[What the task asks] Collect the lines of the entries where "Fritz" shows up.

[Data to process]
--- START ---
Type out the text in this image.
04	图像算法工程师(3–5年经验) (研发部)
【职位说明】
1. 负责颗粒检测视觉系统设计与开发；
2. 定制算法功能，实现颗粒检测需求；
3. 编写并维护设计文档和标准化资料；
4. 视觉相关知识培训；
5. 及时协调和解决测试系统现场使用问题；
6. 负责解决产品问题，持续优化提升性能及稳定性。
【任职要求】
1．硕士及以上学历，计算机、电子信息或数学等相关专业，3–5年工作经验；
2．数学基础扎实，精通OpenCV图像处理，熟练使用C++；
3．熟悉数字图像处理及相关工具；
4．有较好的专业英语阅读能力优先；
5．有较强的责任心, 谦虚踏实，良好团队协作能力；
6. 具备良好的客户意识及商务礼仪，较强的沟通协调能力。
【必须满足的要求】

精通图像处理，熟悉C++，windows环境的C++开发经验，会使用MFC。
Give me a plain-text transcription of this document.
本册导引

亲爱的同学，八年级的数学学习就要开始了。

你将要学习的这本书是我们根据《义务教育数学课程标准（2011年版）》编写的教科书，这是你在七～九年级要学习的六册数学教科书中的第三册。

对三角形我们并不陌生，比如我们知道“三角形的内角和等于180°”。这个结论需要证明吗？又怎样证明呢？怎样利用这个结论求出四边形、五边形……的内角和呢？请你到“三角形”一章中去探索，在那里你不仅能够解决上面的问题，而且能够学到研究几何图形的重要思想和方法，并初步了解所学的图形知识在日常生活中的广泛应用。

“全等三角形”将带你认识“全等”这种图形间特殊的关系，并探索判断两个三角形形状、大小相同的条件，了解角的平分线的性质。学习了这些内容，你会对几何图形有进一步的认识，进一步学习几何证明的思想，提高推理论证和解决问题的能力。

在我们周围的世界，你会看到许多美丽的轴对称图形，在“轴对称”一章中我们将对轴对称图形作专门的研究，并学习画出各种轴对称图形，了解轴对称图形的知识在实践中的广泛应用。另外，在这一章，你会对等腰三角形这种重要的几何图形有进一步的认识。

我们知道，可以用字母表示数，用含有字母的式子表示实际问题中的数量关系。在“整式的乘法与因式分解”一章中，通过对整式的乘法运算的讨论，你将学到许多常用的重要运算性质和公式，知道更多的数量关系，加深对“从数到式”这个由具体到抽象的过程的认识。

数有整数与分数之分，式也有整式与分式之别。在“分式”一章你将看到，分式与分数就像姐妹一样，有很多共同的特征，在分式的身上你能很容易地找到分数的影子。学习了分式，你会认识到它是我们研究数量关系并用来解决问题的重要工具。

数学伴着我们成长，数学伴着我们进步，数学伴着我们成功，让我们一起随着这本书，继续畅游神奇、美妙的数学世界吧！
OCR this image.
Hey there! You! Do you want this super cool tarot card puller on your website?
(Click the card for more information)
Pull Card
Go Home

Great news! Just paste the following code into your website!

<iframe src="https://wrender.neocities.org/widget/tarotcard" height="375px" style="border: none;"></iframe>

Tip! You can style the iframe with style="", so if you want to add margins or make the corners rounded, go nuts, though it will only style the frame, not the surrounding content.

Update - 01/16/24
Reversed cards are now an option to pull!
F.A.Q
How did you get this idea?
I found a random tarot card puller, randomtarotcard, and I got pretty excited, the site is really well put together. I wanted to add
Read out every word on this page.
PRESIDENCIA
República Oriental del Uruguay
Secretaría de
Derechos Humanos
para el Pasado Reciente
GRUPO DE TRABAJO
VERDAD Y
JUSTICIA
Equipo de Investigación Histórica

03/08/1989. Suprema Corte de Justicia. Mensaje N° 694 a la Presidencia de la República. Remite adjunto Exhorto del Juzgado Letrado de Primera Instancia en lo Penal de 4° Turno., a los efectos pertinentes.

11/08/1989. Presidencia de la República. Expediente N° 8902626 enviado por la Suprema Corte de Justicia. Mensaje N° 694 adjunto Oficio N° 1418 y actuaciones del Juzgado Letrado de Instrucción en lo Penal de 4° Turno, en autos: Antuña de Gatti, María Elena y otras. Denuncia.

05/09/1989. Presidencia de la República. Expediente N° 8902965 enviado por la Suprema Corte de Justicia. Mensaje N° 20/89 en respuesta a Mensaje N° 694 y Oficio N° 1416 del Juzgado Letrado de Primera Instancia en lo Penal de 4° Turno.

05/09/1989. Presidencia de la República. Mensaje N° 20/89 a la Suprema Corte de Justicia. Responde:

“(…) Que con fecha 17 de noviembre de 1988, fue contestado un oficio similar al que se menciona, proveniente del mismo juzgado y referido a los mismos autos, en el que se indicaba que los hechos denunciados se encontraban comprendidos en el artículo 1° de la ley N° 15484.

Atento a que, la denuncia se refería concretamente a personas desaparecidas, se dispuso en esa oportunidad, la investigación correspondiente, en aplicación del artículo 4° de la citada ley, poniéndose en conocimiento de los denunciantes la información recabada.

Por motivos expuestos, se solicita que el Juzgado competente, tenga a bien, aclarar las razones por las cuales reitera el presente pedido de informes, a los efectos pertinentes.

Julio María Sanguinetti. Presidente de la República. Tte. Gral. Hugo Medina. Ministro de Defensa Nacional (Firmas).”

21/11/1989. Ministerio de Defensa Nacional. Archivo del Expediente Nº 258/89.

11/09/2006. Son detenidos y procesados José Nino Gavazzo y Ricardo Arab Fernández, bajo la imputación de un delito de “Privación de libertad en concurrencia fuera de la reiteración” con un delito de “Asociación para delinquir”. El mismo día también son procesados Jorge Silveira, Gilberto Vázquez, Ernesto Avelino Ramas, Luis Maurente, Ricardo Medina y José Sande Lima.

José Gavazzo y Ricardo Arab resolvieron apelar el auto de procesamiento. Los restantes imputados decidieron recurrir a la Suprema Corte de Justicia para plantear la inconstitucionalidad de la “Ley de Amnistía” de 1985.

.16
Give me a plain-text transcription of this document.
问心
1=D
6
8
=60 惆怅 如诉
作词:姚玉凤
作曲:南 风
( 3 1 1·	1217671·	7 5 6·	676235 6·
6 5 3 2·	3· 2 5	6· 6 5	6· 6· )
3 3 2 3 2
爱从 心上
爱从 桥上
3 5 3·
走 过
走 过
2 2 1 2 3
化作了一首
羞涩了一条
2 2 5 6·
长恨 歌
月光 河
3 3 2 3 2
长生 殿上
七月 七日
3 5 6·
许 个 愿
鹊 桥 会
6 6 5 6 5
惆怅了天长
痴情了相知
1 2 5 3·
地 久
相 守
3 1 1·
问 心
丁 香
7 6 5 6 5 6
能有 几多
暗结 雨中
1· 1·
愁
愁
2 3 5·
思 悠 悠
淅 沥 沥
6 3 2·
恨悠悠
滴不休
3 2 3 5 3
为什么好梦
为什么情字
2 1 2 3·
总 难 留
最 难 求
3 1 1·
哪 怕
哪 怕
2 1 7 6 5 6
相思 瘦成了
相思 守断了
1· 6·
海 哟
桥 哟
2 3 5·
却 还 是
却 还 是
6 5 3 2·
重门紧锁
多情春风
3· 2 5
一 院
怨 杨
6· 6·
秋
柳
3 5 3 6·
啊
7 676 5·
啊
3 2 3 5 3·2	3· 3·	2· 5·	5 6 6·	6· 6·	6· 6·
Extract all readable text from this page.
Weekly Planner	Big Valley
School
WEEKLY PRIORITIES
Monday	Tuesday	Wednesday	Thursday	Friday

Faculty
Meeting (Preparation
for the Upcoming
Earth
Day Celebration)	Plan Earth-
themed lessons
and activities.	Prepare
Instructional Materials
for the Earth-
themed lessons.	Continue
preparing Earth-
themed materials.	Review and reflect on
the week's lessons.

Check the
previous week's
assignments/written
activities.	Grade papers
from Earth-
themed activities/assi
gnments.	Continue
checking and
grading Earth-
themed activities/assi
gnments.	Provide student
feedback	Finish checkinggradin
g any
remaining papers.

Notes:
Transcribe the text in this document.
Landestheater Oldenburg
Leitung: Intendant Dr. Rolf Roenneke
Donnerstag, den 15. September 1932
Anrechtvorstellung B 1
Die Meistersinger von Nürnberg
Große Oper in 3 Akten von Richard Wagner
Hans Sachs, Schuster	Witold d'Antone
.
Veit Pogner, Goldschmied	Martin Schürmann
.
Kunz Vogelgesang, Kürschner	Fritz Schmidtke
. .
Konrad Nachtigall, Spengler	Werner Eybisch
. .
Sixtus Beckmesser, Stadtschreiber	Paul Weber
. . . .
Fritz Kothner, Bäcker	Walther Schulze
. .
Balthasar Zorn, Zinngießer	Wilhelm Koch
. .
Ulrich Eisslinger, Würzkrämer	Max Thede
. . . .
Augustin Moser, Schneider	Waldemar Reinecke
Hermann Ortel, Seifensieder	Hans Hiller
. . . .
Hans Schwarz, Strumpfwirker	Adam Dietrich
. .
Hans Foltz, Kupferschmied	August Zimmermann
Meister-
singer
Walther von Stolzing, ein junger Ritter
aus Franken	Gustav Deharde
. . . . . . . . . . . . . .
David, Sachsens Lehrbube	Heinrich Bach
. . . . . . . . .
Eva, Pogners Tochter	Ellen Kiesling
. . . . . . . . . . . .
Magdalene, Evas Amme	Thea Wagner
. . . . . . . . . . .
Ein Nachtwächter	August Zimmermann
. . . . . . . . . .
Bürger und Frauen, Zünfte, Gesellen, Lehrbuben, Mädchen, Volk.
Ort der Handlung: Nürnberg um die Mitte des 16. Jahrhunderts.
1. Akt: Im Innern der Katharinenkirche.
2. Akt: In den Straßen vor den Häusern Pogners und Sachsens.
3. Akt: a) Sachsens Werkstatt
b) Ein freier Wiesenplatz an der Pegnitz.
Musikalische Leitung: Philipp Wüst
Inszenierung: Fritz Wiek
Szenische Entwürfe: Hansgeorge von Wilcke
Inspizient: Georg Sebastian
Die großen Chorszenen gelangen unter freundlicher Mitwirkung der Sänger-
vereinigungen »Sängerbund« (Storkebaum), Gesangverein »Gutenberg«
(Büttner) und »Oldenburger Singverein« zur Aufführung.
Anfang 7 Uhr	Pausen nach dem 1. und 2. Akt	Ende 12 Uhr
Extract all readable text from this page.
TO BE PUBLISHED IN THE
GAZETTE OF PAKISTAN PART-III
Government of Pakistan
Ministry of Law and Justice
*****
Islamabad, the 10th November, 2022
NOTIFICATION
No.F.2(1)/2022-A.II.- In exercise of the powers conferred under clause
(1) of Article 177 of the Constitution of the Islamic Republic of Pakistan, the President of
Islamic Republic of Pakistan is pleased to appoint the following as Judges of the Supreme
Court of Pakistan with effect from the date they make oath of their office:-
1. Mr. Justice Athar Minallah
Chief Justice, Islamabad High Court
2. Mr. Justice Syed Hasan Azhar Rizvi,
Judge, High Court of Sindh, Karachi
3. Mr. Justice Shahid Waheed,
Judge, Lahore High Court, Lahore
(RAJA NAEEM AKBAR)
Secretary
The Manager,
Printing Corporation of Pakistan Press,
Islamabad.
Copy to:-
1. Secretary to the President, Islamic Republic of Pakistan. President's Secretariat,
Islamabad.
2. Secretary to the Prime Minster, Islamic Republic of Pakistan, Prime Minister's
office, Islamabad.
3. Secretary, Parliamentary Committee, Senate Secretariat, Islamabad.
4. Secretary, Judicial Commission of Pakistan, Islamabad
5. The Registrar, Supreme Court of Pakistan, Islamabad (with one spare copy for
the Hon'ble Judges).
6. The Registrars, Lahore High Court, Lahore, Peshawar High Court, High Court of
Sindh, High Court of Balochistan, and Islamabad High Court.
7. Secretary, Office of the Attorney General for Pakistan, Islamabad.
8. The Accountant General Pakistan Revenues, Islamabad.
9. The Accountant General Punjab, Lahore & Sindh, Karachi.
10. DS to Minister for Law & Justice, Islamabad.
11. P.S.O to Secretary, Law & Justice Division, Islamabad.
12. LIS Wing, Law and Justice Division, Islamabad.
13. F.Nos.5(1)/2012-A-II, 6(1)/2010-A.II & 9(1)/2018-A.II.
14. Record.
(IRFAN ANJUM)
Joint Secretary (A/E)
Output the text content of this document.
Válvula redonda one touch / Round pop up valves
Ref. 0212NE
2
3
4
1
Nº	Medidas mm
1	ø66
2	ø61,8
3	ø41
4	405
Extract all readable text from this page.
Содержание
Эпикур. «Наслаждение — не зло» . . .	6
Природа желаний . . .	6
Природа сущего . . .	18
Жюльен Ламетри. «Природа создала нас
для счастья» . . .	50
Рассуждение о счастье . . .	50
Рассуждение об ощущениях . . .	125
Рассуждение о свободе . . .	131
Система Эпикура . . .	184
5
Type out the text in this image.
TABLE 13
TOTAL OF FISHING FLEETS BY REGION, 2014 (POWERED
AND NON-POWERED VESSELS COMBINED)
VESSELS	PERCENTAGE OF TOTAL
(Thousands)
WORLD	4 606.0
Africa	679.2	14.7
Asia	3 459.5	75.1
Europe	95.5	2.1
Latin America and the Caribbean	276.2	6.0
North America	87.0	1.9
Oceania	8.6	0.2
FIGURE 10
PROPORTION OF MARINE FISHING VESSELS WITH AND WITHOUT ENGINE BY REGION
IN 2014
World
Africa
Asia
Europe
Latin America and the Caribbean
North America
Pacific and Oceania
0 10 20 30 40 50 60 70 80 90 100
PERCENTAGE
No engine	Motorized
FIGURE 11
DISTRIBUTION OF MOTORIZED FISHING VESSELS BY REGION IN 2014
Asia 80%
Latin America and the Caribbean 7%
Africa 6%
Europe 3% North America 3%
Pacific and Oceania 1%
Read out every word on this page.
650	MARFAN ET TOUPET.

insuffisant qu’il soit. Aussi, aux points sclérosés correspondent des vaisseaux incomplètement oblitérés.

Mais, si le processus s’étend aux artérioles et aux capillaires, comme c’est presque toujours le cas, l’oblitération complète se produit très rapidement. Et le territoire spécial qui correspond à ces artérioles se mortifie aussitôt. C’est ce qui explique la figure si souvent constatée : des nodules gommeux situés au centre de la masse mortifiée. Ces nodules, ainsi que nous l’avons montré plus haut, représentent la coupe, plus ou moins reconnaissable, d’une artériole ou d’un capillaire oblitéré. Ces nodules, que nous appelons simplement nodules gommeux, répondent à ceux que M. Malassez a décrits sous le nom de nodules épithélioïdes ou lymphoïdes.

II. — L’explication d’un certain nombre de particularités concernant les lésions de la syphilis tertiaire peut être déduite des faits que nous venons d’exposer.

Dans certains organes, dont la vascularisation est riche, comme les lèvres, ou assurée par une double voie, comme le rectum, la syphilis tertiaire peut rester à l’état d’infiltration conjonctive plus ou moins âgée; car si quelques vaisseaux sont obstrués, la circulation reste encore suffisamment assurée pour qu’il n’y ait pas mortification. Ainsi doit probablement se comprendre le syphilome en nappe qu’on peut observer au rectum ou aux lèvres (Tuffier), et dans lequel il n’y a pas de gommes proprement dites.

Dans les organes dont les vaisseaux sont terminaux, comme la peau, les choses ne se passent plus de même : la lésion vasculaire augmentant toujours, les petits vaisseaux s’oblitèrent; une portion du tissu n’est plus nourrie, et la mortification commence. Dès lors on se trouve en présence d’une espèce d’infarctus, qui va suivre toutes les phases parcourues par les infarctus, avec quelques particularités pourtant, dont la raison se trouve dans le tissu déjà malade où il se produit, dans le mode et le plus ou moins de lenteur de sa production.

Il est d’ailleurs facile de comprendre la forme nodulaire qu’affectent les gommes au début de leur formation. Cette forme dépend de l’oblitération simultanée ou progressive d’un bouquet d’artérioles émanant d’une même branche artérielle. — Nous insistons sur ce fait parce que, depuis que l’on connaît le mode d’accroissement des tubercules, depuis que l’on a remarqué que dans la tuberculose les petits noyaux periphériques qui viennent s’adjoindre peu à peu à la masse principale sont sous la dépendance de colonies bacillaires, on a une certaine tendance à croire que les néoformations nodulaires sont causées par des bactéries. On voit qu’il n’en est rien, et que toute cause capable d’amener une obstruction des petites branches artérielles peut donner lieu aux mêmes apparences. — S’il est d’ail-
--- END ---
[Task output]
Kunz Vogelgesang, Kürschner	Fritz Schmidtke
Fritz Kothner, Bäcker	Walther Schulze
Inszenierung: Fritz Wiek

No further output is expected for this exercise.